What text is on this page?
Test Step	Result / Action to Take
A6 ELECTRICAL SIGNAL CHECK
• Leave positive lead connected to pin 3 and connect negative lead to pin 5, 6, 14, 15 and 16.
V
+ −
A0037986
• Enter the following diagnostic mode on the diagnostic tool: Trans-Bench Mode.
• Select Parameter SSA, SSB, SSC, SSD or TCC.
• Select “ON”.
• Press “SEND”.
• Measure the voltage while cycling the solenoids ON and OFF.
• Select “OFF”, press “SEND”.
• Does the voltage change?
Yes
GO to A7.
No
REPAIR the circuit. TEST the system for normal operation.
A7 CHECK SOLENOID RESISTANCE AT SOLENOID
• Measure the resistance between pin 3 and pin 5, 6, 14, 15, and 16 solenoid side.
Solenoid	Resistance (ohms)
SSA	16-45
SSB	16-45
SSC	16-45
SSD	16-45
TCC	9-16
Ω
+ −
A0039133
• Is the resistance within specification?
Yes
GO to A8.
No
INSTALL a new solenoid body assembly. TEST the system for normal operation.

============

__Problem requirements__
Give the complete listing a second time, exactly as it reads.

__Response__
What text is on this page?
Test Step	Result / Action to Take
A6 ELECTRICAL SIGNAL CHECK
• Leave positive lead connected to pin 3 and connect negative lead to pin 5, 6, 14, 15 and 16.
V
+ −
A0037986
• Enter the following diagnostic mode on the diagnostic tool: Trans-Bench Mode.
• Select Parameter SSA, SSB, SSC, SSD or TCC.
• Select “ON”.
• Press “SEND”.
• Measure the voltage while cycling the solenoids ON and OFF.
• Select “OFF”, press “SEND”.
• Does the voltage change?
Yes
GO to A7.
No
REPAIR the circuit. TEST the system for normal operation.
A7 CHECK SOLENOID RESISTANCE AT SOLENOID
• Measure the resistance between pin 3 and pin 5, 6, 14, 15, and 16 solenoid side.
Solenoid	Resistance (ohms)
SSA	16-45
SSB	16-45
SSC	16-45
SSD	16-45
TCC	9-16
Ω
+ −
A0039133
• Is the resistance within specification?
Yes
GO to A8.
No
INSTALL a new solenoid body assembly. TEST the system for normal operation.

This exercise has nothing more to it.